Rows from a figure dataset
** START **

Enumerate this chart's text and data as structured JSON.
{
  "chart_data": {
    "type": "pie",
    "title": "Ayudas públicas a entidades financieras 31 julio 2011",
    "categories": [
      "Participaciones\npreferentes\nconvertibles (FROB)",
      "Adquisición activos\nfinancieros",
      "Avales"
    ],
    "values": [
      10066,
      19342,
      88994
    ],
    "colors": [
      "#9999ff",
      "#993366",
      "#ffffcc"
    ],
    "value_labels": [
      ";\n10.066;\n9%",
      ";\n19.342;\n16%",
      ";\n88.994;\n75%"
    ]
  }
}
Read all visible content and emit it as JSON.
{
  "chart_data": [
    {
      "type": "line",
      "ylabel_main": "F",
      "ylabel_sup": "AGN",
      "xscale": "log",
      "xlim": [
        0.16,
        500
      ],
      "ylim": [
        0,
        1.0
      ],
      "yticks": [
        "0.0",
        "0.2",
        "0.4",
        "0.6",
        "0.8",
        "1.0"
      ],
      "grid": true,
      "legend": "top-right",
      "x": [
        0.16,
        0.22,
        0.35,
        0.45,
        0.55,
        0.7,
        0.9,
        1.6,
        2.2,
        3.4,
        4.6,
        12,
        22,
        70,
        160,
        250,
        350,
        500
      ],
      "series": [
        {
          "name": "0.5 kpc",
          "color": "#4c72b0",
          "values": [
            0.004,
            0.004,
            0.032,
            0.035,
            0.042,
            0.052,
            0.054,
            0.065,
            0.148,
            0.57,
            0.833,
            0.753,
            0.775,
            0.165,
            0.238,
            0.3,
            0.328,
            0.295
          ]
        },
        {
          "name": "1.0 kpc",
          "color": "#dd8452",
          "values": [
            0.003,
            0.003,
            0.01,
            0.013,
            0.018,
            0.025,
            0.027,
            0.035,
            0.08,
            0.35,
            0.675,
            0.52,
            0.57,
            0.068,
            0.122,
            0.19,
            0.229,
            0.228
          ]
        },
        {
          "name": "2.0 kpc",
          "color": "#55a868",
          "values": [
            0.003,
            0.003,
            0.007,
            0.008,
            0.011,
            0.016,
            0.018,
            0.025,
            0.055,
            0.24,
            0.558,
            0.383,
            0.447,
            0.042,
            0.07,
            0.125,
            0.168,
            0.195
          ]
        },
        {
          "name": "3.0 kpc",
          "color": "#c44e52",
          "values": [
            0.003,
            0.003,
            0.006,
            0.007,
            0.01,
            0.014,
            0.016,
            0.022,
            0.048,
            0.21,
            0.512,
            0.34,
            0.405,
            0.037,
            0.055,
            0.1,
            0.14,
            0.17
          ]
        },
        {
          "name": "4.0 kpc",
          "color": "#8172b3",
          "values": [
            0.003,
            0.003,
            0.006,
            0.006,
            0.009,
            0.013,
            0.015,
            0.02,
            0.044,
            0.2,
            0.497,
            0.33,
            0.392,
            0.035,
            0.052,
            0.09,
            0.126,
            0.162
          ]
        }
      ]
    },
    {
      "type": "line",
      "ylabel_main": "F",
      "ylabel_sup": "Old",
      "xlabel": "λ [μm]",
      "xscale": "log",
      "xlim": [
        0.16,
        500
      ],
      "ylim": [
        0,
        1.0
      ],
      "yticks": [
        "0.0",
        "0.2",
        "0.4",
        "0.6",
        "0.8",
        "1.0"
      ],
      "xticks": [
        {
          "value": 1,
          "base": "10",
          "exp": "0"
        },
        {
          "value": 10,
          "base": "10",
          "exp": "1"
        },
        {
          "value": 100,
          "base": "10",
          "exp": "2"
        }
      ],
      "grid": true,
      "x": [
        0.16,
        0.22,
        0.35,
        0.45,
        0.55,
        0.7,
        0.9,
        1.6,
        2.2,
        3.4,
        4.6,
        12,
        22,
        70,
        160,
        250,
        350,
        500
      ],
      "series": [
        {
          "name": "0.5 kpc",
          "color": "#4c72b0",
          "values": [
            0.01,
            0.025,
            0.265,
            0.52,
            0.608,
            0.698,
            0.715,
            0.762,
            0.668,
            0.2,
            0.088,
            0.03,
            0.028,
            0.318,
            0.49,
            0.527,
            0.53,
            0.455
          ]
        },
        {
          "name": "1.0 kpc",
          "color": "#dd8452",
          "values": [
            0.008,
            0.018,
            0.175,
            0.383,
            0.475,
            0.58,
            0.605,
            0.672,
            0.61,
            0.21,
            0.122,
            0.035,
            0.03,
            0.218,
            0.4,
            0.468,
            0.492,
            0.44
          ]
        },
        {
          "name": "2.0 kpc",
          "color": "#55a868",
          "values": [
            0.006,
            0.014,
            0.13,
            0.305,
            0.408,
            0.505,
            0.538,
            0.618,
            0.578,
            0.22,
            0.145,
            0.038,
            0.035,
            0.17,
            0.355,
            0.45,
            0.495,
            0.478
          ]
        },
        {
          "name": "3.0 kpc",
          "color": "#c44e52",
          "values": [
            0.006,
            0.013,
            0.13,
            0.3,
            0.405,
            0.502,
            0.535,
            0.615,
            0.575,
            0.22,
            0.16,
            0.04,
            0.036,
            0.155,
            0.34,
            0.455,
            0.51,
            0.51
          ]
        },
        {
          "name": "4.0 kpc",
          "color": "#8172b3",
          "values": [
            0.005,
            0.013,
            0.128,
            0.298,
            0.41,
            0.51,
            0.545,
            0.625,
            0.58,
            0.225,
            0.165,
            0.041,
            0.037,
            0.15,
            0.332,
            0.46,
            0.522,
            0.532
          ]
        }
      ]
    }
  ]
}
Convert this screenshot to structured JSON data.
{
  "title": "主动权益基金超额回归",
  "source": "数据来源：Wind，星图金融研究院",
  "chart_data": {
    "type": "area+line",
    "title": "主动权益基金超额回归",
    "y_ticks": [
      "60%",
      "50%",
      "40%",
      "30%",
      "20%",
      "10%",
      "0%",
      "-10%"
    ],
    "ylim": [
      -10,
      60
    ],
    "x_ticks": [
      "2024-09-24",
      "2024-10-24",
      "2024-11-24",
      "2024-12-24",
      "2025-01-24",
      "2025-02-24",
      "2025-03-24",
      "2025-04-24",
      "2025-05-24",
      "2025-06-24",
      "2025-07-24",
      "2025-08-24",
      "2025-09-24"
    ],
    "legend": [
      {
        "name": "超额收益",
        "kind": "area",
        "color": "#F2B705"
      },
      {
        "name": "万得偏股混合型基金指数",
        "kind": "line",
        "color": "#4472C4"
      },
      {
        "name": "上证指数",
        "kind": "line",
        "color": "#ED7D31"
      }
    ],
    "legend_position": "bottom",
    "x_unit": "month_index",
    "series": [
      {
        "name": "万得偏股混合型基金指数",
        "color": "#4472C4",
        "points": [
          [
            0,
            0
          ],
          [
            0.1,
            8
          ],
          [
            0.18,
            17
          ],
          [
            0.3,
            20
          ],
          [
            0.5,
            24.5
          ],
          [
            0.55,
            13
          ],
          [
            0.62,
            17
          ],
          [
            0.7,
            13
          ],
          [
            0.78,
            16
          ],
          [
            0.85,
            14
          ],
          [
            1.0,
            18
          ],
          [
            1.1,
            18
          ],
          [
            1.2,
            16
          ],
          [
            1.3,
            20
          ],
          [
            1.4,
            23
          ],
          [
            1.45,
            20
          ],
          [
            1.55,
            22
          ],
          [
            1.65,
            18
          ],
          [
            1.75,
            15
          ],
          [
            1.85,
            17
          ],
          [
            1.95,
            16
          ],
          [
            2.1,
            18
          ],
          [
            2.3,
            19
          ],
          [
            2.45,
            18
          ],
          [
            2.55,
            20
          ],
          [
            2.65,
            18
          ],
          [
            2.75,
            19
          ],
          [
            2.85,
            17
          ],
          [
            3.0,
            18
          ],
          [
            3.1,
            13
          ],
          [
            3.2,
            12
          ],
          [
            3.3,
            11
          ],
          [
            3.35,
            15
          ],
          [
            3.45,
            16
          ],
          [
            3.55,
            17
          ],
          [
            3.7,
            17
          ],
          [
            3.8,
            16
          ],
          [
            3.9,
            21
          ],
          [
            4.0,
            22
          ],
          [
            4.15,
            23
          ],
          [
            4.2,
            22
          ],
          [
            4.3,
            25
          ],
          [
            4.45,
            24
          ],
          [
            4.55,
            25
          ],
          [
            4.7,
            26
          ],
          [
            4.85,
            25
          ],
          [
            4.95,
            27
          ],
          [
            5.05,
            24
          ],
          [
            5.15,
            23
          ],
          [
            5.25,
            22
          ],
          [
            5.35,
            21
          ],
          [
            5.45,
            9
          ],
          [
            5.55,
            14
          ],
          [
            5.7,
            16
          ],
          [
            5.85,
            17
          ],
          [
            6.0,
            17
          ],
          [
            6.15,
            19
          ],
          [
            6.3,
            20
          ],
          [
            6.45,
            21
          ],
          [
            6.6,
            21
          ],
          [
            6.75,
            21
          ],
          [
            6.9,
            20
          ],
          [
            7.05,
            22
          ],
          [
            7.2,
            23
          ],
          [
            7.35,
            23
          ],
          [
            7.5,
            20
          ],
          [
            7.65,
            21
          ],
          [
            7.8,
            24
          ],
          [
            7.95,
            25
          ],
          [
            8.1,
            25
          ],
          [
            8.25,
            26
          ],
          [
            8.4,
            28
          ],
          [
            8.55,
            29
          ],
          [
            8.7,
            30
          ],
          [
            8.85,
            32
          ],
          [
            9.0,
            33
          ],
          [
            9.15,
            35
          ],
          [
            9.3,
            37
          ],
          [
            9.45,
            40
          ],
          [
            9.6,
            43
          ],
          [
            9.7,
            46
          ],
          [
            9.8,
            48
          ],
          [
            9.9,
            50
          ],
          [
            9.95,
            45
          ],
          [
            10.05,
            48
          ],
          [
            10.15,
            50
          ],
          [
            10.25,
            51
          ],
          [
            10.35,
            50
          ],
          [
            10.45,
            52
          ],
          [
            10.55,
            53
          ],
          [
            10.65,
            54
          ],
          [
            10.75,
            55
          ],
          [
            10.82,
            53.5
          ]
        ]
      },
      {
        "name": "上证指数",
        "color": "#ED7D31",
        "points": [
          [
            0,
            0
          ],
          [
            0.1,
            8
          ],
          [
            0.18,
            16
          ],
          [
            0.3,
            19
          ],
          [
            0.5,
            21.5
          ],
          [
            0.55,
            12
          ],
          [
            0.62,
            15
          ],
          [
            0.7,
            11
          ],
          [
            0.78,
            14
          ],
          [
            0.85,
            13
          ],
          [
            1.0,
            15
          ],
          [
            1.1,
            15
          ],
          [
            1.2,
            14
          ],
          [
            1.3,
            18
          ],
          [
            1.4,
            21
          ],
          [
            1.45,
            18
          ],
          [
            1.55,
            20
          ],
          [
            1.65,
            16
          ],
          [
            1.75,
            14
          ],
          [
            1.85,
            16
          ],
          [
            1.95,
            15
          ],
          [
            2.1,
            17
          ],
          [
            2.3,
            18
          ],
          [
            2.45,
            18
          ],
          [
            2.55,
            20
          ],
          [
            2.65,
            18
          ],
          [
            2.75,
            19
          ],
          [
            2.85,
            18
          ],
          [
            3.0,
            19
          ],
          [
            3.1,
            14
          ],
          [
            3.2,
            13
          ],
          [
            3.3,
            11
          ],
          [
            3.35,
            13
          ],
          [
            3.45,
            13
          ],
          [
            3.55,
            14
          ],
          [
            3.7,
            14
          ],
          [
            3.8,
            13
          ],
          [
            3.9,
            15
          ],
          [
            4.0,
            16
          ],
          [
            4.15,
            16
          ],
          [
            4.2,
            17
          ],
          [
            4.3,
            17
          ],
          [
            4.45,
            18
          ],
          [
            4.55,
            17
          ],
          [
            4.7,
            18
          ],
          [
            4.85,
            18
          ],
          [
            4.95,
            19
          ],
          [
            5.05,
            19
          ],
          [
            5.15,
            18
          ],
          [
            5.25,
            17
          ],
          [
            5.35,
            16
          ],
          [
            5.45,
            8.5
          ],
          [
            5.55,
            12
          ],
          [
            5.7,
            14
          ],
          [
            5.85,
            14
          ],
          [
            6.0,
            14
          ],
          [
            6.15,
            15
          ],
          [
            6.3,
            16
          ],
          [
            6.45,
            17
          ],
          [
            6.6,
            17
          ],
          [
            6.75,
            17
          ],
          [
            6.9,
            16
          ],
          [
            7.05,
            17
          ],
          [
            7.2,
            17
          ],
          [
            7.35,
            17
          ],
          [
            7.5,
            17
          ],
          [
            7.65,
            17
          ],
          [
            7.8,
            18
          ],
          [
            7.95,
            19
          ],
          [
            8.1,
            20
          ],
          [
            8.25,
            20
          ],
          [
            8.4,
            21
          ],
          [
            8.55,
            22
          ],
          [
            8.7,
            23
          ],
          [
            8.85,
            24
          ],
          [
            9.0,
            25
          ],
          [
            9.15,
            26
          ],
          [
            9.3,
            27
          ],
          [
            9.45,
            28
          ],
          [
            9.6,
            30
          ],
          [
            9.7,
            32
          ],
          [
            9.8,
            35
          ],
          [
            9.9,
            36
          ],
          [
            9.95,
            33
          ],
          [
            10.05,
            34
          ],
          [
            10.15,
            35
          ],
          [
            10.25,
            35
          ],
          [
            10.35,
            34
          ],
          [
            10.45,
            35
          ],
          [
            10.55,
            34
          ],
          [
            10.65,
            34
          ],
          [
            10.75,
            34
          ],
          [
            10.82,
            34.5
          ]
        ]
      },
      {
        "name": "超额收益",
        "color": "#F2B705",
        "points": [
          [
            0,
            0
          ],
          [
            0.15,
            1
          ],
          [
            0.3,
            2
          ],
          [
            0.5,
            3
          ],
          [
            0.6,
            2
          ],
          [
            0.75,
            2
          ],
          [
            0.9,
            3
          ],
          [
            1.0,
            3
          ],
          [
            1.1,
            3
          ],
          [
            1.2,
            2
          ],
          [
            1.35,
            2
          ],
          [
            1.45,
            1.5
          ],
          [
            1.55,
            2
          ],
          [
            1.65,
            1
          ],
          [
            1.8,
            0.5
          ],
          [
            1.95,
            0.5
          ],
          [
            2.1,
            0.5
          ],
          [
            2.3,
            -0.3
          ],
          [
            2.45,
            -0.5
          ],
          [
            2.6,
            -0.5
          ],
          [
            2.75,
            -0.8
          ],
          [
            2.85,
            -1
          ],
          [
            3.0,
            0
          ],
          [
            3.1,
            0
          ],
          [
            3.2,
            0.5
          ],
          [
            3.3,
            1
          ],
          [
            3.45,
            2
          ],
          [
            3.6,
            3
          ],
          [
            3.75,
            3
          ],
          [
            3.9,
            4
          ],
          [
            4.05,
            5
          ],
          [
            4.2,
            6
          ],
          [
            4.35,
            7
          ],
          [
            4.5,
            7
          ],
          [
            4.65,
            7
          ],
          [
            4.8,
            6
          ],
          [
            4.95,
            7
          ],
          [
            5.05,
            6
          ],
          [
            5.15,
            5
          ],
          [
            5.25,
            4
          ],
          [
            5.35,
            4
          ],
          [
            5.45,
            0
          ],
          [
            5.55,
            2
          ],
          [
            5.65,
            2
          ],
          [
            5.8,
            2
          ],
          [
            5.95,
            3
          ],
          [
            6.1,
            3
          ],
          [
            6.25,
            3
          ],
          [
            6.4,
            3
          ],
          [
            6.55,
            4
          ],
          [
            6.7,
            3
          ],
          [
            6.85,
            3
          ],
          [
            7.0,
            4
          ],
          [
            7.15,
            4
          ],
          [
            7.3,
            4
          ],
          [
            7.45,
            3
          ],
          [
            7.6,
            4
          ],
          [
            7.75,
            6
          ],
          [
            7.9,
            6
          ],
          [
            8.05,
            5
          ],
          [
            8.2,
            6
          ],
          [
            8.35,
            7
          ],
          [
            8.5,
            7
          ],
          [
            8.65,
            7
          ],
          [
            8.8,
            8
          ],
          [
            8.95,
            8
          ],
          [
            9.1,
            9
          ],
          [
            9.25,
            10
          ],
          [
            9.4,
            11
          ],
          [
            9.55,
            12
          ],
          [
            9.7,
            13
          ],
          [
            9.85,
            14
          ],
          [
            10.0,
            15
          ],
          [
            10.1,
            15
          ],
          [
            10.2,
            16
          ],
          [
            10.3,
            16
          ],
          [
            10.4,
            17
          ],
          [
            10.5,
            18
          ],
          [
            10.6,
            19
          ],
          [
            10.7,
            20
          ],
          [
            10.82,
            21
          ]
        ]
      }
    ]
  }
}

** END **

▸ PROBLEM DESCRIPTION
Among the records above, find each line holding the string "type" and pull it out.

▸ RESULT OF THE TASK
    "type": "pie",
      "type": "line",
      "type": "line",
    "type": "area+line",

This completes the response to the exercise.